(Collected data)
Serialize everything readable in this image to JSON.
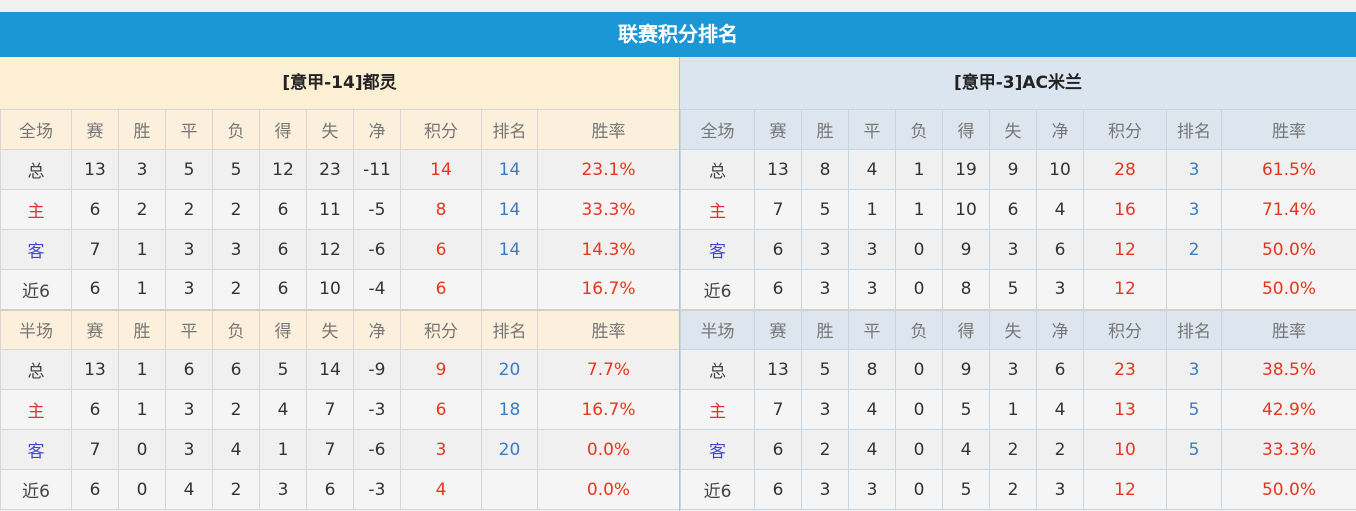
{
  "title": "联赛积分排名",
  "colors": {
    "header_bar": "#1c97d5",
    "points": "#e8351f",
    "rank": "#3a7cc2",
    "home": "#e0303a",
    "away": "#4546d8"
  },
  "columns_full": [
    "全场",
    "赛",
    "胜",
    "平",
    "负",
    "得",
    "失",
    "净",
    "积分",
    "排名",
    "胜率"
  ],
  "columns_half": [
    "半场",
    "赛",
    "胜",
    "平",
    "负",
    "得",
    "失",
    "净",
    "积分",
    "排名",
    "胜率"
  ],
  "teams": [
    {
      "name": "[意甲-14]都灵",
      "full": [
        [
          "总",
          "13",
          "3",
          "5",
          "5",
          "12",
          "23",
          "-11",
          "14",
          "14",
          "23.1%"
        ],
        [
          "主",
          "6",
          "2",
          "2",
          "2",
          "6",
          "11",
          "-5",
          "8",
          "14",
          "33.3%"
        ],
        [
          "客",
          "7",
          "1",
          "3",
          "3",
          "6",
          "12",
          "-6",
          "6",
          "14",
          "14.3%"
        ],
        [
          "近6",
          "6",
          "1",
          "3",
          "2",
          "6",
          "10",
          "-4",
          "6",
          "",
          "16.7%"
        ]
      ],
      "half": [
        [
          "总",
          "13",
          "1",
          "6",
          "6",
          "5",
          "14",
          "-9",
          "9",
          "20",
          "7.7%"
        ],
        [
          "主",
          "6",
          "1",
          "3",
          "2",
          "4",
          "7",
          "-3",
          "6",
          "18",
          "16.7%"
        ],
        [
          "客",
          "7",
          "0",
          "3",
          "4",
          "1",
          "7",
          "-6",
          "3",
          "20",
          "0.0%"
        ],
        [
          "近6",
          "6",
          "0",
          "4",
          "2",
          "3",
          "6",
          "-3",
          "4",
          "",
          "0.0%"
        ]
      ]
    },
    {
      "name": "[意甲-3]AC米兰",
      "full": [
        [
          "总",
          "13",
          "8",
          "4",
          "1",
          "19",
          "9",
          "10",
          "28",
          "3",
          "61.5%"
        ],
        [
          "主",
          "7",
          "5",
          "1",
          "1",
          "10",
          "6",
          "4",
          "16",
          "3",
          "71.4%"
        ],
        [
          "客",
          "6",
          "3",
          "3",
          "0",
          "9",
          "3",
          "6",
          "12",
          "2",
          "50.0%"
        ],
        [
          "近6",
          "6",
          "3",
          "3",
          "0",
          "8",
          "5",
          "3",
          "12",
          "",
          "50.0%"
        ]
      ],
      "half": [
        [
          "总",
          "13",
          "5",
          "8",
          "0",
          "9",
          "3",
          "6",
          "23",
          "3",
          "38.5%"
        ],
        [
          "主",
          "7",
          "3",
          "4",
          "0",
          "5",
          "1",
          "4",
          "13",
          "5",
          "42.9%"
        ],
        [
          "客",
          "6",
          "2",
          "4",
          "0",
          "4",
          "2",
          "2",
          "10",
          "5",
          "33.3%"
        ],
        [
          "近6",
          "6",
          "3",
          "3",
          "0",
          "5",
          "2",
          "3",
          "12",
          "",
          "50.0%"
        ]
      ]
    }
  ]
}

■ **WORK INSTRUCTIONS**
Please set down each line of the data above exactly as written, without the pictures.

■ **WRITTEN REPLY**
Serialize everything readable in this image to JSON.
{
  "title": "联赛积分排名",
  "colors": {
    "header_bar": "#1c97d5",
    "points": "#e8351f",
    "rank": "#3a7cc2",
    "home": "#e0303a",
    "away": "#4546d8"
  },
  "columns_full": [
    "全场",
    "赛",
    "胜",
    "平",
    "负",
    "得",
    "失",
    "净",
    "积分",
    "排名",
    "胜率"
  ],
  "columns_half": [
    "半场",
    "赛",
    "胜",
    "平",
    "负",
    "得",
    "失",
    "净",
    "积分",
    "排名",
    "胜率"
  ],
  "teams": [
    {
      "name": "[意甲-14]都灵",
      "full": [
        [
          "总",
          "13",
          "3",
          "5",
          "5",
          "12",
          "23",
          "-11",
          "14",
          "14",
          "23.1%"
        ],
        [
          "主",
          "6",
          "2",
          "2",
          "2",
          "6",
          "11",
          "-5",
          "8",
          "14",
          "33.3%"
        ],
        [
          "客",
          "7",
          "1",
          "3",
          "3",
          "6",
          "12",
          "-6",
          "6",
          "14",
          "14.3%"
        ],
        [
          "近6",
          "6",
          "1",
          "3",
          "2",
          "6",
          "10",
          "-4",
          "6",
          "",
          "16.7%"
        ]
      ],
      "half": [
        [
          "总",
          "13",
          "1",
          "6",
          "6",
          "5",
          "14",
          "-9",
          "9",
          "20",
          "7.7%"
        ],
        [
          "主",
          "6",
          "1",
          "3",
          "2",
          "4",
          "7",
          "-3",
          "6",
          "18",
          "16.7%"
        ],
        [
          "客",
          "7",
          "0",
          "3",
          "4",
          "1",
          "7",
          "-6",
          "3",
          "20",
          "0.0%"
        ],
        [
          "近6",
          "6",
          "0",
          "4",
          "2",
          "3",
          "6",
          "-3",
          "4",
          "",
          "0.0%"
        ]
      ]
    },
    {
      "name": "[意甲-3]AC米兰",
      "full": [
        [
          "总",
          "13",
          "8",
          "4",
          "1",
          "19",
          "9",
          "10",
          "28",
          "3",
          "61.5%"
        ],
        [
          "主",
          "7",
          "5",
          "1",
          "1",
          "10",
          "6",
          "4",
          "16",
          "3",
          "71.4%"
        ],
        [
          "客",
          "6",
          "3",
          "3",
          "0",
          "9",
          "3",
          "6",
          "12",
          "2",
          "50.0%"
        ],
        [
          "近6",
          "6",
          "3",
          "3",
          "0",
          "8",
          "5",
          "3",
          "12",
          "",
          "50.0%"
        ]
      ],
      "half": [
        [
          "总",
          "13",
          "5",
          "8",
          "0",
          "9",
          "3",
          "6",
          "23",
          "3",
          "38.5%"
        ],
        [
          "主",
          "7",
          "3",
          "4",
          "0",
          "5",
          "1",
          "4",
          "13",
          "5",
          "42.9%"
        ],
        [
          "客",
          "6",
          "2",
          "4",
          "0",
          "4",
          "2",
          "2",
          "10",
          "5",
          "33.3%"
        ],
        [
          "近6",
          "6",
          "3",
          "3",
          "0",
          "5",
          "2",
          "3",
          "12",
          "",
          "50.0%"
        ]
      ]
    }
  ]
}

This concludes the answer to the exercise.